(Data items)
****************************************
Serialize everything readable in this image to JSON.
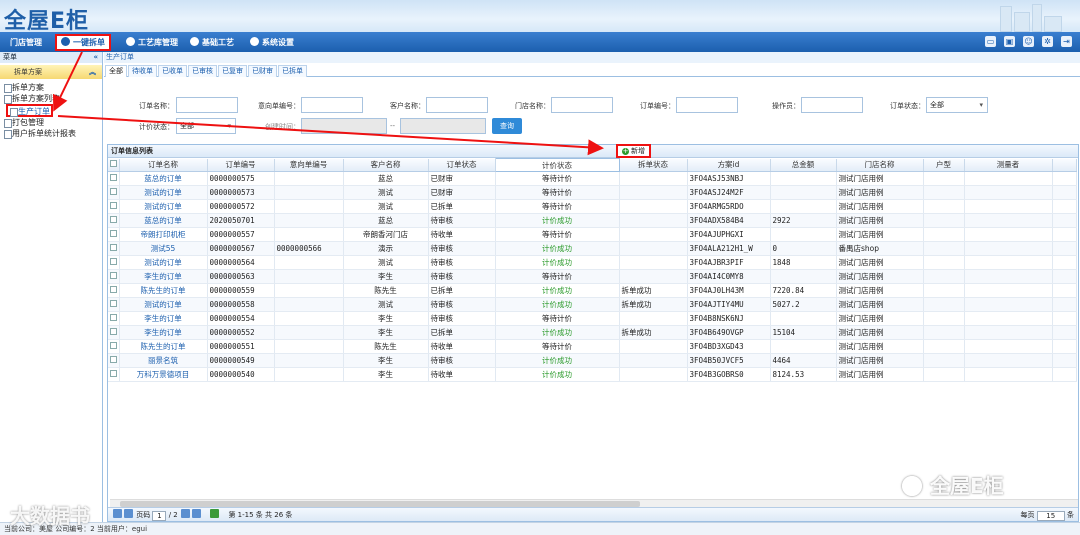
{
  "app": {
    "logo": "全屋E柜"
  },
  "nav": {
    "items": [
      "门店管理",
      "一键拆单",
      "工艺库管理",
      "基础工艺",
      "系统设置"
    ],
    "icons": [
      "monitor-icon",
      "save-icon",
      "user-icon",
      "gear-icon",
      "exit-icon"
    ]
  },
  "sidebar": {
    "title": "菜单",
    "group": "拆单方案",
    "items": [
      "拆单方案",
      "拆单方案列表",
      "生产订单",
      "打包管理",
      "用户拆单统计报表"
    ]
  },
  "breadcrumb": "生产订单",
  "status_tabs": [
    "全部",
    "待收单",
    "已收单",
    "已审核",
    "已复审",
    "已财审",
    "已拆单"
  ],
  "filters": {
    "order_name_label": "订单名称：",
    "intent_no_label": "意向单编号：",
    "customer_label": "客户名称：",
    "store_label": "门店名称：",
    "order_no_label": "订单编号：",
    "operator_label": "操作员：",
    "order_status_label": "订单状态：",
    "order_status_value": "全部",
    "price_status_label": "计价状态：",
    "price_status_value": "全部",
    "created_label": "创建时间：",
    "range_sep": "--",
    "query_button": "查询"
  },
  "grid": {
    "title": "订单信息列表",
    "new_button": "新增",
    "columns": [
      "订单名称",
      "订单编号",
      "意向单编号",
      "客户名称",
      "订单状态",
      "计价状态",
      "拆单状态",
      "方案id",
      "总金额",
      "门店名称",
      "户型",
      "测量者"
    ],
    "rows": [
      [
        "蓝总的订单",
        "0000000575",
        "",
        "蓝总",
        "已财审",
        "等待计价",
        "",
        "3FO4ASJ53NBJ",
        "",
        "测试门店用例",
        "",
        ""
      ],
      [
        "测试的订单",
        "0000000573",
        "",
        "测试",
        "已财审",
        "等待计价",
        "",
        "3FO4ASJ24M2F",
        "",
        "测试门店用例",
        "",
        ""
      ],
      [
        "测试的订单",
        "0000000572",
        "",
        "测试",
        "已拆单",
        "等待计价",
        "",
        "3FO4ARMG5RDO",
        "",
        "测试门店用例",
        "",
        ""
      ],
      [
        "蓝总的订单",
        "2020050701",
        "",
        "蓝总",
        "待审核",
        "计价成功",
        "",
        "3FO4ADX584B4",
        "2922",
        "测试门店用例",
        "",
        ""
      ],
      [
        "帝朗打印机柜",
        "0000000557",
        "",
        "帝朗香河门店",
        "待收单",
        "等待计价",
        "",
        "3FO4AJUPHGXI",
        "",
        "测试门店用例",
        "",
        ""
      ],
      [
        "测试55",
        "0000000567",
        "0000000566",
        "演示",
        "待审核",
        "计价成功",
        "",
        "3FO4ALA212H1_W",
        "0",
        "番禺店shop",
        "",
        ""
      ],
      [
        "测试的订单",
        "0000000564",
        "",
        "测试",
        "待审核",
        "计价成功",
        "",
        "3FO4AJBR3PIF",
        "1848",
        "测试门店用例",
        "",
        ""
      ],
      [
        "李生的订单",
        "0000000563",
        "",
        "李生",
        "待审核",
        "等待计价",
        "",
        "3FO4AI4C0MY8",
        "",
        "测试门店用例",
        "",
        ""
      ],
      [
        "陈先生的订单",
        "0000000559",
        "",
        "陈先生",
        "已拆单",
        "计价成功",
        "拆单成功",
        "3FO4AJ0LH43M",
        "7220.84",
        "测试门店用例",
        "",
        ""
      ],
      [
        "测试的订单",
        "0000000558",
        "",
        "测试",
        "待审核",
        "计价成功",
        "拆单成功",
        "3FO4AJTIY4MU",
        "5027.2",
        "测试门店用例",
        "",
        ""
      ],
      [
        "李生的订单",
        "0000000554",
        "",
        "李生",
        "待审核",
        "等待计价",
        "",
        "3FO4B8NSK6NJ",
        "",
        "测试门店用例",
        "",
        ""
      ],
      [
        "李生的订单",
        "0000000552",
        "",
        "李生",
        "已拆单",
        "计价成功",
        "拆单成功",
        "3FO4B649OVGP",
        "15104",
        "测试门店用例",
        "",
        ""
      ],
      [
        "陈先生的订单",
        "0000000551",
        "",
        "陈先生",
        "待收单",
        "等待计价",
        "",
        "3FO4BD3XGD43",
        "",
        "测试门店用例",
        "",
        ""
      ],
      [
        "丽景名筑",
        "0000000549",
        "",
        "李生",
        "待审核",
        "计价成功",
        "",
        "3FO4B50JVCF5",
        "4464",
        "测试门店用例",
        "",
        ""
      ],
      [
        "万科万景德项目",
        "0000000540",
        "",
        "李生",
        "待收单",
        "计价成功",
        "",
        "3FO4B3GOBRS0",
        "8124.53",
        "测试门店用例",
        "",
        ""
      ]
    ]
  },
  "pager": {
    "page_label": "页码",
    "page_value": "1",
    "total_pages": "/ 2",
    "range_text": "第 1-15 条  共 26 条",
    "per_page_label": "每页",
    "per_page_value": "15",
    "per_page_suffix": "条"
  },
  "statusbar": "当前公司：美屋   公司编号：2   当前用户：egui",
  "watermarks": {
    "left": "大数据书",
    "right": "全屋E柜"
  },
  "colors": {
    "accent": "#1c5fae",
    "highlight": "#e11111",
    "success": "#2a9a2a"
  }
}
****************************************
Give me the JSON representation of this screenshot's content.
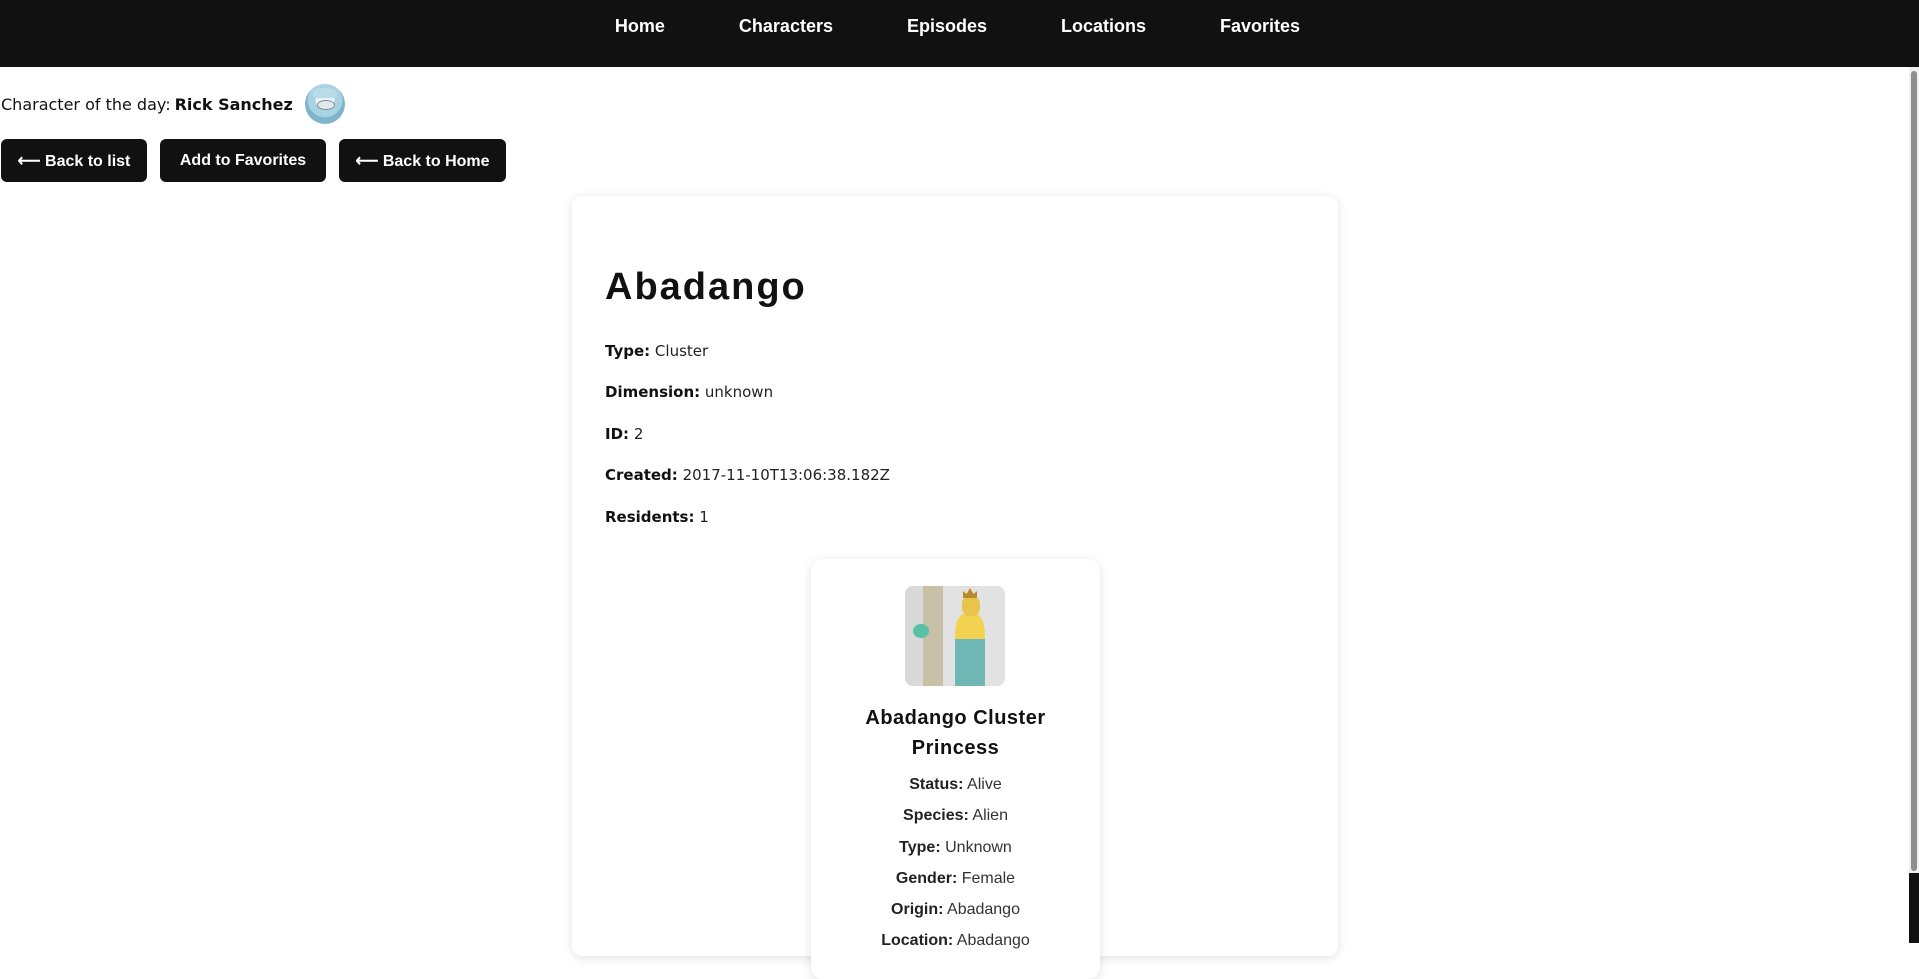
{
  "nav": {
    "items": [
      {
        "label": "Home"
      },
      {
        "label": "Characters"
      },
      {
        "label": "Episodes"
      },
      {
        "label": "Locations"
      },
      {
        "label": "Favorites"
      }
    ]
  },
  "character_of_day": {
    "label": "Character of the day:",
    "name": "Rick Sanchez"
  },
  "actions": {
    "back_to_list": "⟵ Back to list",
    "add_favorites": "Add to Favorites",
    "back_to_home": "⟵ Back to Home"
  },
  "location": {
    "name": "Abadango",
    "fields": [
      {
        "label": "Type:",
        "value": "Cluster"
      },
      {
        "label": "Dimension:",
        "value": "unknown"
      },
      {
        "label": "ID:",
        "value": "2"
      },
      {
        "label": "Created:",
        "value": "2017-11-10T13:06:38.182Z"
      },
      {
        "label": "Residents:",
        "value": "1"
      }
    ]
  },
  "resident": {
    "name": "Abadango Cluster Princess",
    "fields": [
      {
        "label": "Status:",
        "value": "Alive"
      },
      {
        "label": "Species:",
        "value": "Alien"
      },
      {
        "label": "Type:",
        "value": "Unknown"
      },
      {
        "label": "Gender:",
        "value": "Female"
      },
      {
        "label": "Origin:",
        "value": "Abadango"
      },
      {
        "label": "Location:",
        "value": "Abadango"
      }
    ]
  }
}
****************************************
Select every line of the material above holding the word "Abadango" and copy it.

• Correct result
    "name": "Abadango",
    "name": "Abadango Cluster Princess",
        "value": "Abadango"
        "value": "Abadango"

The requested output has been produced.